Gather all lines with "Precipitation" from the records.

▸ Entries from a dataset

************

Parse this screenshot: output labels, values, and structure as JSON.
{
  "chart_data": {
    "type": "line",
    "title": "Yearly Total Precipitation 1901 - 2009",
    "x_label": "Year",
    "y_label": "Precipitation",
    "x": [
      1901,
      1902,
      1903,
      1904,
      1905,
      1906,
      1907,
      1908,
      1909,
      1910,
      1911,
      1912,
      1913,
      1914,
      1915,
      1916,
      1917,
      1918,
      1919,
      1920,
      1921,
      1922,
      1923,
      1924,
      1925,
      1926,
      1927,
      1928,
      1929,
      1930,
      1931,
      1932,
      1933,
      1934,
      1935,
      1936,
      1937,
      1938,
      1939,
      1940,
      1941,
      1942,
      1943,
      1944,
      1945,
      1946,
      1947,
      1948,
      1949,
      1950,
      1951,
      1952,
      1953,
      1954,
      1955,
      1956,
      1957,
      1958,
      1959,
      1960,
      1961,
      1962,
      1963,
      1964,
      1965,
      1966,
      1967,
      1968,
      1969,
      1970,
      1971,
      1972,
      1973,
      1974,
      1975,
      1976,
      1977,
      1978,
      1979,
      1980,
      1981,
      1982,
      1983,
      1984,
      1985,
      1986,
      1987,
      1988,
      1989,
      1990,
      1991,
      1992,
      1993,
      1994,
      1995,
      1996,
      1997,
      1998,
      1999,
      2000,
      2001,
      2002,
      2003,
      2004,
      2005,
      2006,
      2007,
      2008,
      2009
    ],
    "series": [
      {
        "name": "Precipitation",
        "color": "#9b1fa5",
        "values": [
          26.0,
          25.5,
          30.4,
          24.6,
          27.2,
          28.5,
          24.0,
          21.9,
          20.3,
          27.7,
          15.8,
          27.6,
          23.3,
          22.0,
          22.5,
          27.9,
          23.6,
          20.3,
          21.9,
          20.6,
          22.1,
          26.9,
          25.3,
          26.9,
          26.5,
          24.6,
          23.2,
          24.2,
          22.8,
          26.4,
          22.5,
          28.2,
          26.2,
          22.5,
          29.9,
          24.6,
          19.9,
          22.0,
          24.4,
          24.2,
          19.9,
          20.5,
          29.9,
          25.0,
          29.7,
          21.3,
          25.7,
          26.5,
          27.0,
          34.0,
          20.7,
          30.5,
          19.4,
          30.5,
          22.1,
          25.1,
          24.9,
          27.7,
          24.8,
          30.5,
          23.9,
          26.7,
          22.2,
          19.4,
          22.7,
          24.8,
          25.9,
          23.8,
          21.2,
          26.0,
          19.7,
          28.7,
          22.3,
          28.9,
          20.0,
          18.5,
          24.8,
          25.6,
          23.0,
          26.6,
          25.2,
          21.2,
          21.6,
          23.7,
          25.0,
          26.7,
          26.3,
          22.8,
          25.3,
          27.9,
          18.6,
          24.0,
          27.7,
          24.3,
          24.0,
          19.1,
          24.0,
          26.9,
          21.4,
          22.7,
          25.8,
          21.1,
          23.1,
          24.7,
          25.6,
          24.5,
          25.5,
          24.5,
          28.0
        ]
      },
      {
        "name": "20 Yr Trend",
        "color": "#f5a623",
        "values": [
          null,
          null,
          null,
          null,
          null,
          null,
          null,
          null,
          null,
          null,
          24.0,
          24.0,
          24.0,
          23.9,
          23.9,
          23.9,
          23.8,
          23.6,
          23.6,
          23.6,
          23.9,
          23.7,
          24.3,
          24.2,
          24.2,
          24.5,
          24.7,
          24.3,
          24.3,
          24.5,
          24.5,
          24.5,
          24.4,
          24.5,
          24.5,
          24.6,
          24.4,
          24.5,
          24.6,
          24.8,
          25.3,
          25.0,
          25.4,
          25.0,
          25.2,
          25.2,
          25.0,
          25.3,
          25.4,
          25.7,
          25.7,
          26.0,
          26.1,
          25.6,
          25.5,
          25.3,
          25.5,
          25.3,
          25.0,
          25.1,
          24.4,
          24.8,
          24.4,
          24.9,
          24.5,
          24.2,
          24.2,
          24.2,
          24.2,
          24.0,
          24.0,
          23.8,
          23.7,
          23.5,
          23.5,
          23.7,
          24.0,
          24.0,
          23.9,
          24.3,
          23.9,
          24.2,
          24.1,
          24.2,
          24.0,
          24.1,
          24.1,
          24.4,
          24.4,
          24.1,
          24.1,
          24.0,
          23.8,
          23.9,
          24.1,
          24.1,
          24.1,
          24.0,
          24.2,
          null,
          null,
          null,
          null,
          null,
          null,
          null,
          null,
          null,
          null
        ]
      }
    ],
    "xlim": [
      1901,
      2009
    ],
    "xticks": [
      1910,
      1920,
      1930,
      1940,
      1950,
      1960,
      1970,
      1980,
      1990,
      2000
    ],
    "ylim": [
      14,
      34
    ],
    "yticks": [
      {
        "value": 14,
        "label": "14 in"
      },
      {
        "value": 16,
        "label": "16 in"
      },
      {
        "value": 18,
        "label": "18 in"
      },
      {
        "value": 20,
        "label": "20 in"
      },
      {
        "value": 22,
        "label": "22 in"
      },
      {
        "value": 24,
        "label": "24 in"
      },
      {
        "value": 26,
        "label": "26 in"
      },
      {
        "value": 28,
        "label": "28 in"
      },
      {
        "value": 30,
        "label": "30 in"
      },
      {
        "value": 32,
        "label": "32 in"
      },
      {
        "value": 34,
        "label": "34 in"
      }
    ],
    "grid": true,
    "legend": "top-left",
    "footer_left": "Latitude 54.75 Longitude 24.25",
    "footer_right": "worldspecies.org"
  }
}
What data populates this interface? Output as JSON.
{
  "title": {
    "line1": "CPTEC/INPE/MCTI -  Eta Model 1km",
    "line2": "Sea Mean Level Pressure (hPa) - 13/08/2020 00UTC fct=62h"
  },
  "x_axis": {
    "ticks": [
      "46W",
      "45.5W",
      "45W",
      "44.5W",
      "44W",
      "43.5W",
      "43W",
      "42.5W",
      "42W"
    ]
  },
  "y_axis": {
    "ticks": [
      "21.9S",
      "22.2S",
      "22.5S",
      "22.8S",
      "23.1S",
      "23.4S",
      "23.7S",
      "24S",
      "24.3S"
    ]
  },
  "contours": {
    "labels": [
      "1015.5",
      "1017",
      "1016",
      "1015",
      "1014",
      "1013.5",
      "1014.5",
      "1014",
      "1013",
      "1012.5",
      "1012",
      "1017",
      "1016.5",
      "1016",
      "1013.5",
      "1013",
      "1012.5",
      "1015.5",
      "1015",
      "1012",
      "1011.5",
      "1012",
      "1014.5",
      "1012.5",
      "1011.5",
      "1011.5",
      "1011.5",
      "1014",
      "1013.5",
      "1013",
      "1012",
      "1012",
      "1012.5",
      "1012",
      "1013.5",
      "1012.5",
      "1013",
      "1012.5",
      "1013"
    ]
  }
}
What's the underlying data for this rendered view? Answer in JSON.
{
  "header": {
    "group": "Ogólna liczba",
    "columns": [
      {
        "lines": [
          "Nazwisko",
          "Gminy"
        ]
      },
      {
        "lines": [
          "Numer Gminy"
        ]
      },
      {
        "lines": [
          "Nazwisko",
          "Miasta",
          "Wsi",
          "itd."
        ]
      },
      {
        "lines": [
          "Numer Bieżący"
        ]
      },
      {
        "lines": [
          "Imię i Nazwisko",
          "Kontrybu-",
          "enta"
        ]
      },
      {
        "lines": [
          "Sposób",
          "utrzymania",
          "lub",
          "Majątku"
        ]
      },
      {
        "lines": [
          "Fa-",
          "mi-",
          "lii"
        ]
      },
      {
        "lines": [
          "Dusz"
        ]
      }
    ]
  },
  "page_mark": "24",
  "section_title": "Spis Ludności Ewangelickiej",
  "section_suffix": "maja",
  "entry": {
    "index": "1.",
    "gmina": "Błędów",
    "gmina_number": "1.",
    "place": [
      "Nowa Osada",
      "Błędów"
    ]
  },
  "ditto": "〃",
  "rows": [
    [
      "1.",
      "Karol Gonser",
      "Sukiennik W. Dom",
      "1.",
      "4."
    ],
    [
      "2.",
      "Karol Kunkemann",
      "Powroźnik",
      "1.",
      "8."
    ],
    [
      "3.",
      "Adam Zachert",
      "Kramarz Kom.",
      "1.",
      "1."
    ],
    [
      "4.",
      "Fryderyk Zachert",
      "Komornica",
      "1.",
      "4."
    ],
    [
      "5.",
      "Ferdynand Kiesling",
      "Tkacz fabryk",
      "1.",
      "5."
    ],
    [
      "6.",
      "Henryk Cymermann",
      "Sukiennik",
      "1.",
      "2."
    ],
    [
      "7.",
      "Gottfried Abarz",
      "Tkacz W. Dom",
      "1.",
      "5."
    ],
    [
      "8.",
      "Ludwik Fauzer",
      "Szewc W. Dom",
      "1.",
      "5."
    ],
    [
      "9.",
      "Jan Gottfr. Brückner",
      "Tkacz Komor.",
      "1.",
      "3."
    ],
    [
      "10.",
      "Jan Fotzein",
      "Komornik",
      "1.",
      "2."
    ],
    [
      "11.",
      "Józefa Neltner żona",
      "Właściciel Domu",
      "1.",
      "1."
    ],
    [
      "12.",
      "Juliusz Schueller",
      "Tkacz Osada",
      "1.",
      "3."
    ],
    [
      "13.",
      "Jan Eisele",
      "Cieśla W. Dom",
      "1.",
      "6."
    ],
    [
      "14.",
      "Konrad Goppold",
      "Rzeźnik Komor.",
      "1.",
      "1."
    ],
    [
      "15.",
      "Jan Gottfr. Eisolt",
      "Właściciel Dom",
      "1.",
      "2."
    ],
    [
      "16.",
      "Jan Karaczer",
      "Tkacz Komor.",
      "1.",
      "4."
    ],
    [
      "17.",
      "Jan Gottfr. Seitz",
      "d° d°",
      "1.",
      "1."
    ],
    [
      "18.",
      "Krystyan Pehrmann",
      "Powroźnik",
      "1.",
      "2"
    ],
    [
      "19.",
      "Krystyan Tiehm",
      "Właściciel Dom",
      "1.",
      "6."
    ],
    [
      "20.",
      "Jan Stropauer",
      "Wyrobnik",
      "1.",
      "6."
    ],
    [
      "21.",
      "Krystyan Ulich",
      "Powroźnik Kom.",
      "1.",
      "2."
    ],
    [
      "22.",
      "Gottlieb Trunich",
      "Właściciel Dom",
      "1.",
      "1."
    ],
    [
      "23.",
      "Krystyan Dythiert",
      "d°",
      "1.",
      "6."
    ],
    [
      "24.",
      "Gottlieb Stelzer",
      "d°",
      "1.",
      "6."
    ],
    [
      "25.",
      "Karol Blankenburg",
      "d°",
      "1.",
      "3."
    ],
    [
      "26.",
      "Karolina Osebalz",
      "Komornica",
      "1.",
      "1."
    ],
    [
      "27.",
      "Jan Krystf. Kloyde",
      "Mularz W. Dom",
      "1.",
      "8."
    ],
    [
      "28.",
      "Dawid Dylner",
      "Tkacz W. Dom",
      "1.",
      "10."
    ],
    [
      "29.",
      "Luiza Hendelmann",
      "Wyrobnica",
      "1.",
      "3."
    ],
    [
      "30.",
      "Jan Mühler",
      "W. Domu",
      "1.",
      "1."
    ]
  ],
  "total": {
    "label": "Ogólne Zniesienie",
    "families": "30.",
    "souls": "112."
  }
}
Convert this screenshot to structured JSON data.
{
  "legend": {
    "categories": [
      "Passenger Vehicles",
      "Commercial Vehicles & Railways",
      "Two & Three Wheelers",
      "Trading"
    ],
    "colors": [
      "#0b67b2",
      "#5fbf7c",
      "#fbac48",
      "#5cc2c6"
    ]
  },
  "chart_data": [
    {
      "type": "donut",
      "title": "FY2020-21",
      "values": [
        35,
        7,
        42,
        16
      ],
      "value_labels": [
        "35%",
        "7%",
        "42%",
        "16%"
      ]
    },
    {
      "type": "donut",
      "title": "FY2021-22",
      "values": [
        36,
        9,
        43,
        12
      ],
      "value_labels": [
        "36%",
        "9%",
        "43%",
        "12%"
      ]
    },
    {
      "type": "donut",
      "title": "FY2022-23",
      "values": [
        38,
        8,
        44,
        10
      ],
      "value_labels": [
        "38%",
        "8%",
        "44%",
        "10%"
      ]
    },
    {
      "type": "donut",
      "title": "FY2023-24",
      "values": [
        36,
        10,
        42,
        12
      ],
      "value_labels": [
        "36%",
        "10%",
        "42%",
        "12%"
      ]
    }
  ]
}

************

▸ RESULT FOR THIS TASK
    "title": "Yearly Total Precipitation 1901 - 2009",
    "y_label": "Precipitation",
        "name": "Precipitation",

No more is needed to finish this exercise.